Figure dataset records

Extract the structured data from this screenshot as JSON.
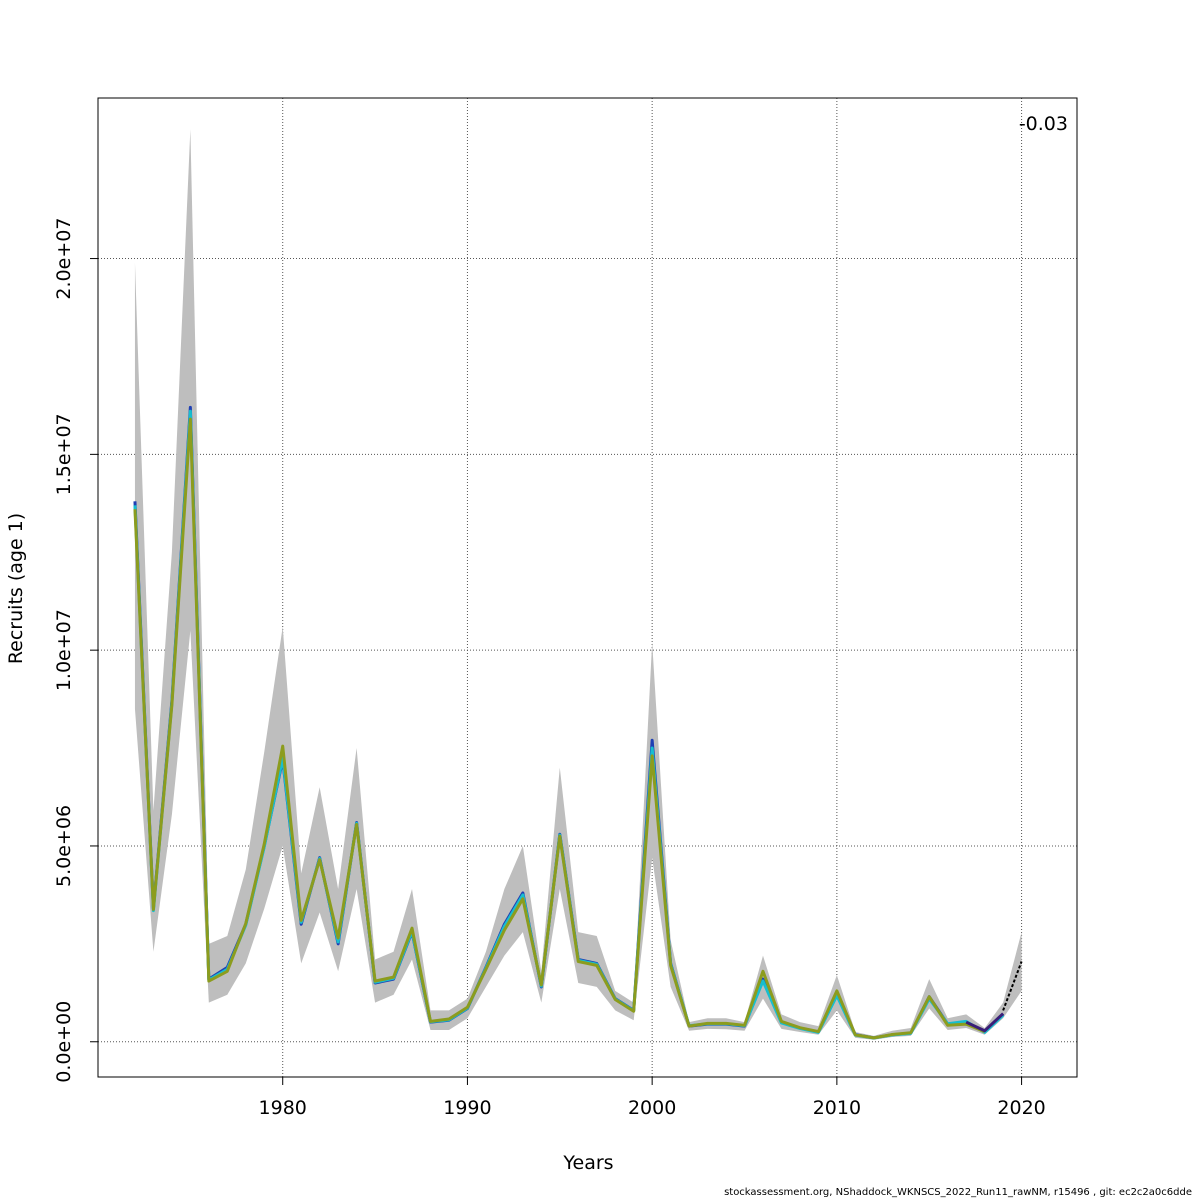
{
  "chart_data": {
    "type": "line",
    "xlabel": "Years",
    "ylabel": "Recruits (age 1)",
    "annotation": "-0.03",
    "xlim": [
      1970,
      2023
    ],
    "ylim": [
      -900000,
      24100000
    ],
    "x_ticks": [
      1980,
      1990,
      2000,
      2010,
      2020
    ],
    "x_tick_labels": [
      "1980",
      "1990",
      "2000",
      "2010",
      "2020"
    ],
    "y_ticks": [
      0,
      5000000,
      10000000,
      15000000,
      20000000
    ],
    "y_tick_labels": [
      "0.0e+00",
      "5.0e+06",
      "1.0e+07",
      "1.5e+07",
      "2.0e+07"
    ],
    "grid": true,
    "confidence_band": {
      "name": "confidence interval",
      "color": "#bebebe",
      "x": [
        1972,
        1973,
        1974,
        1975,
        1976,
        1977,
        1978,
        1979,
        1980,
        1981,
        1982,
        1983,
        1984,
        1985,
        1986,
        1987,
        1988,
        1989,
        1990,
        1991,
        1992,
        1993,
        1994,
        1995,
        1996,
        1997,
        1998,
        1999,
        2000,
        2001,
        2002,
        2003,
        2004,
        2005,
        2006,
        2007,
        2008,
        2009,
        2010,
        2011,
        2012,
        2013,
        2014,
        2015,
        2016,
        2017,
        2018,
        2019,
        2020
      ],
      "upper": [
        19900000,
        5900000,
        12500000,
        23300000,
        2500000,
        2700000,
        4400000,
        7400000,
        10600000,
        4300000,
        6500000,
        3900000,
        7500000,
        2100000,
        2300000,
        3900000,
        800000,
        800000,
        1100000,
        2300000,
        3900000,
        5000000,
        1800000,
        7000000,
        2800000,
        2700000,
        1300000,
        1000000,
        10200000,
        2600000,
        500000,
        600000,
        600000,
        500000,
        2200000,
        700000,
        500000,
        400000,
        1700000,
        250000,
        150000,
        280000,
        350000,
        1600000,
        600000,
        700000,
        350000,
        1000000,
        2800000
      ],
      "lower": [
        8500000,
        2300000,
        5800000,
        10500000,
        1000000,
        1200000,
        2000000,
        3400000,
        5000000,
        2000000,
        3300000,
        1800000,
        3900000,
        1000000,
        1200000,
        2100000,
        300000,
        300000,
        600000,
        1400000,
        2200000,
        2800000,
        1000000,
        3900000,
        1500000,
        1400000,
        800000,
        550000,
        4700000,
        1400000,
        280000,
        330000,
        320000,
        280000,
        1100000,
        330000,
        250000,
        180000,
        800000,
        100000,
        50000,
        120000,
        150000,
        850000,
        300000,
        350000,
        180000,
        600000,
        1300000
      ]
    },
    "series": [
      {
        "name": "blue",
        "color": "#1f3fb4",
        "x": [
          1972,
          1973,
          1974,
          1975,
          1976,
          1977,
          1978,
          1979,
          1980,
          1981,
          1982,
          1983,
          1984,
          1985,
          1986,
          1987,
          1988,
          1989,
          1990,
          1991,
          1992,
          1993,
          1994,
          1995,
          1996,
          1997,
          1998,
          1999,
          2000,
          2001,
          2002,
          2003,
          2004,
          2005,
          2006,
          2007,
          2008,
          2009,
          2010,
          2011,
          2012,
          2013,
          2014,
          2015,
          2016,
          2017,
          2018,
          2019
        ],
        "values": [
          13800000,
          3400000,
          8700000,
          16200000,
          1600000,
          1900000,
          3000000,
          5000000,
          7200000,
          3000000,
          4700000,
          2500000,
          5600000,
          1500000,
          1600000,
          2800000,
          500000,
          550000,
          850000,
          1900000,
          3000000,
          3800000,
          1400000,
          5300000,
          2100000,
          2000000,
          1100000,
          800000,
          7700000,
          2000000,
          400000,
          450000,
          450000,
          400000,
          1600000,
          500000,
          350000,
          250000,
          1200000,
          180000,
          100000,
          180000,
          220000,
          1150000,
          450000,
          500000,
          250000,
          700000
        ]
      },
      {
        "name": "cyan",
        "color": "#17becf",
        "x": [
          1972,
          1973,
          1974,
          1975,
          1976,
          1977,
          1978,
          1979,
          1980,
          1981,
          1982,
          1983,
          1984,
          1985,
          1986,
          1987,
          1988,
          1989,
          1990,
          1991,
          1992,
          1993,
          1994,
          1995,
          1996,
          1997,
          1998,
          1999,
          2000,
          2001,
          2002,
          2003,
          2004,
          2005,
          2006,
          2007,
          2008,
          2009,
          2010,
          2011,
          2012,
          2013,
          2014,
          2015,
          2016,
          2017,
          2018,
          2019
        ],
        "values": [
          13700000,
          3350000,
          8650000,
          16100000,
          1580000,
          1850000,
          2980000,
          4980000,
          7250000,
          3050000,
          4680000,
          2550000,
          5580000,
          1520000,
          1620000,
          2820000,
          510000,
          560000,
          860000,
          1880000,
          2950000,
          3750000,
          1420000,
          5280000,
          2080000,
          1980000,
          1090000,
          790000,
          7500000,
          1980000,
          410000,
          460000,
          460000,
          410000,
          1550000,
          480000,
          340000,
          240000,
          1180000,
          170000,
          95000,
          175000,
          215000,
          1100000,
          460000,
          520000,
          240000,
          680000
        ]
      },
      {
        "name": "olive",
        "color": "#8c9c1e",
        "x": [
          1972,
          1973,
          1974,
          1975,
          1976,
          1977,
          1978,
          1979,
          1980,
          1981,
          1982,
          1983,
          1984,
          1985,
          1986,
          1987,
          1988,
          1989,
          1990,
          1991,
          1992,
          1993,
          1994,
          1995,
          1996,
          1997,
          1998,
          1999,
          2000,
          2001,
          2002,
          2003,
          2004,
          2005,
          2006,
          2007,
          2008,
          2009,
          2010,
          2011,
          2012,
          2013,
          2014,
          2015,
          2016,
          2017,
          2018
        ],
        "values": [
          13600000,
          3380000,
          8600000,
          15900000,
          1550000,
          1800000,
          3020000,
          5050000,
          7550000,
          3100000,
          4650000,
          2650000,
          5550000,
          1550000,
          1650000,
          2900000,
          520000,
          580000,
          880000,
          1850000,
          2850000,
          3650000,
          1450000,
          5250000,
          2050000,
          1950000,
          1080000,
          780000,
          7300000,
          1950000,
          400000,
          470000,
          470000,
          420000,
          1800000,
          520000,
          360000,
          260000,
          1300000,
          175000,
          100000,
          185000,
          230000,
          1150000,
          420000,
          450000,
          260000
        ]
      },
      {
        "name": "purple",
        "color": "#3a1e78",
        "x": [
          2017,
          2018,
          2019
        ],
        "values": [
          500000,
          280000,
          720000
        ]
      },
      {
        "name": "black",
        "color": "#000000",
        "x": [
          2019,
          2020
        ],
        "values": [
          800000,
          2050000
        ]
      }
    ]
  },
  "footer": "stockassessment.org, NShaddock_WKNSCS_2022_Run11_rawNM, r15496 , git: ec2c2a0c6dde"
}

Job | Take the listing above and restate it word for word, without its pictures.

Exercise response |
Extract the structured data from this screenshot as JSON.
{
  "chart_data": {
    "type": "line",
    "xlabel": "Years",
    "ylabel": "Recruits (age 1)",
    "annotation": "-0.03",
    "xlim": [
      1970,
      2023
    ],
    "ylim": [
      -900000,
      24100000
    ],
    "x_ticks": [
      1980,
      1990,
      2000,
      2010,
      2020
    ],
    "x_tick_labels": [
      "1980",
      "1990",
      "2000",
      "2010",
      "2020"
    ],
    "y_ticks": [
      0,
      5000000,
      10000000,
      15000000,
      20000000
    ],
    "y_tick_labels": [
      "0.0e+00",
      "5.0e+06",
      "1.0e+07",
      "1.5e+07",
      "2.0e+07"
    ],
    "grid": true,
    "confidence_band": {
      "name": "confidence interval",
      "color": "#bebebe",
      "x": [
        1972,
        1973,
        1974,
        1975,
        1976,
        1977,
        1978,
        1979,
        1980,
        1981,
        1982,
        1983,
        1984,
        1985,
        1986,
        1987,
        1988,
        1989,
        1990,
        1991,
        1992,
        1993,
        1994,
        1995,
        1996,
        1997,
        1998,
        1999,
        2000,
        2001,
        2002,
        2003,
        2004,
        2005,
        2006,
        2007,
        2008,
        2009,
        2010,
        2011,
        2012,
        2013,
        2014,
        2015,
        2016,
        2017,
        2018,
        2019,
        2020
      ],
      "upper": [
        19900000,
        5900000,
        12500000,
        23300000,
        2500000,
        2700000,
        4400000,
        7400000,
        10600000,
        4300000,
        6500000,
        3900000,
        7500000,
        2100000,
        2300000,
        3900000,
        800000,
        800000,
        1100000,
        2300000,
        3900000,
        5000000,
        1800000,
        7000000,
        2800000,
        2700000,
        1300000,
        1000000,
        10200000,
        2600000,
        500000,
        600000,
        600000,
        500000,
        2200000,
        700000,
        500000,
        400000,
        1700000,
        250000,
        150000,
        280000,
        350000,
        1600000,
        600000,
        700000,
        350000,
        1000000,
        2800000
      ],
      "lower": [
        8500000,
        2300000,
        5800000,
        10500000,
        1000000,
        1200000,
        2000000,
        3400000,
        5000000,
        2000000,
        3300000,
        1800000,
        3900000,
        1000000,
        1200000,
        2100000,
        300000,
        300000,
        600000,
        1400000,
        2200000,
        2800000,
        1000000,
        3900000,
        1500000,
        1400000,
        800000,
        550000,
        4700000,
        1400000,
        280000,
        330000,
        320000,
        280000,
        1100000,
        330000,
        250000,
        180000,
        800000,
        100000,
        50000,
        120000,
        150000,
        850000,
        300000,
        350000,
        180000,
        600000,
        1300000
      ]
    },
    "series": [
      {
        "name": "blue",
        "color": "#1f3fb4",
        "x": [
          1972,
          1973,
          1974,
          1975,
          1976,
          1977,
          1978,
          1979,
          1980,
          1981,
          1982,
          1983,
          1984,
          1985,
          1986,
          1987,
          1988,
          1989,
          1990,
          1991,
          1992,
          1993,
          1994,
          1995,
          1996,
          1997,
          1998,
          1999,
          2000,
          2001,
          2002,
          2003,
          2004,
          2005,
          2006,
          2007,
          2008,
          2009,
          2010,
          2011,
          2012,
          2013,
          2014,
          2015,
          2016,
          2017,
          2018,
          2019
        ],
        "values": [
          13800000,
          3400000,
          8700000,
          16200000,
          1600000,
          1900000,
          3000000,
          5000000,
          7200000,
          3000000,
          4700000,
          2500000,
          5600000,
          1500000,
          1600000,
          2800000,
          500000,
          550000,
          850000,
          1900000,
          3000000,
          3800000,
          1400000,
          5300000,
          2100000,
          2000000,
          1100000,
          800000,
          7700000,
          2000000,
          400000,
          450000,
          450000,
          400000,
          1600000,
          500000,
          350000,
          250000,
          1200000,
          180000,
          100000,
          180000,
          220000,
          1150000,
          450000,
          500000,
          250000,
          700000
        ]
      },
      {
        "name": "cyan",
        "color": "#17becf",
        "x": [
          1972,
          1973,
          1974,
          1975,
          1976,
          1977,
          1978,
          1979,
          1980,
          1981,
          1982,
          1983,
          1984,
          1985,
          1986,
          1987,
          1988,
          1989,
          1990,
          1991,
          1992,
          1993,
          1994,
          1995,
          1996,
          1997,
          1998,
          1999,
          2000,
          2001,
          2002,
          2003,
          2004,
          2005,
          2006,
          2007,
          2008,
          2009,
          2010,
          2011,
          2012,
          2013,
          2014,
          2015,
          2016,
          2017,
          2018,
          2019
        ],
        "values": [
          13700000,
          3350000,
          8650000,
          16100000,
          1580000,
          1850000,
          2980000,
          4980000,
          7250000,
          3050000,
          4680000,
          2550000,
          5580000,
          1520000,
          1620000,
          2820000,
          510000,
          560000,
          860000,
          1880000,
          2950000,
          3750000,
          1420000,
          5280000,
          2080000,
          1980000,
          1090000,
          790000,
          7500000,
          1980000,
          410000,
          460000,
          460000,
          410000,
          1550000,
          480000,
          340000,
          240000,
          1180000,
          170000,
          95000,
          175000,
          215000,
          1100000,
          460000,
          520000,
          240000,
          680000
        ]
      },
      {
        "name": "olive",
        "color": "#8c9c1e",
        "x": [
          1972,
          1973,
          1974,
          1975,
          1976,
          1977,
          1978,
          1979,
          1980,
          1981,
          1982,
          1983,
          1984,
          1985,
          1986,
          1987,
          1988,
          1989,
          1990,
          1991,
          1992,
          1993,
          1994,
          1995,
          1996,
          1997,
          1998,
          1999,
          2000,
          2001,
          2002,
          2003,
          2004,
          2005,
          2006,
          2007,
          2008,
          2009,
          2010,
          2011,
          2012,
          2013,
          2014,
          2015,
          2016,
          2017,
          2018
        ],
        "values": [
          13600000,
          3380000,
          8600000,
          15900000,
          1550000,
          1800000,
          3020000,
          5050000,
          7550000,
          3100000,
          4650000,
          2650000,
          5550000,
          1550000,
          1650000,
          2900000,
          520000,
          580000,
          880000,
          1850000,
          2850000,
          3650000,
          1450000,
          5250000,
          2050000,
          1950000,
          1080000,
          780000,
          7300000,
          1950000,
          400000,
          470000,
          470000,
          420000,
          1800000,
          520000,
          360000,
          260000,
          1300000,
          175000,
          100000,
          185000,
          230000,
          1150000,
          420000,
          450000,
          260000
        ]
      },
      {
        "name": "purple",
        "color": "#3a1e78",
        "x": [
          2017,
          2018,
          2019
        ],
        "values": [
          500000,
          280000,
          720000
        ]
      },
      {
        "name": "black",
        "color": "#000000",
        "x": [
          2019,
          2020
        ],
        "values": [
          800000,
          2050000
        ]
      }
    ]
  },
  "footer": "stockassessment.org, NShaddock_WKNSCS_2022_Run11_rawNM, r15496 , git: ec2c2a0c6dde"
}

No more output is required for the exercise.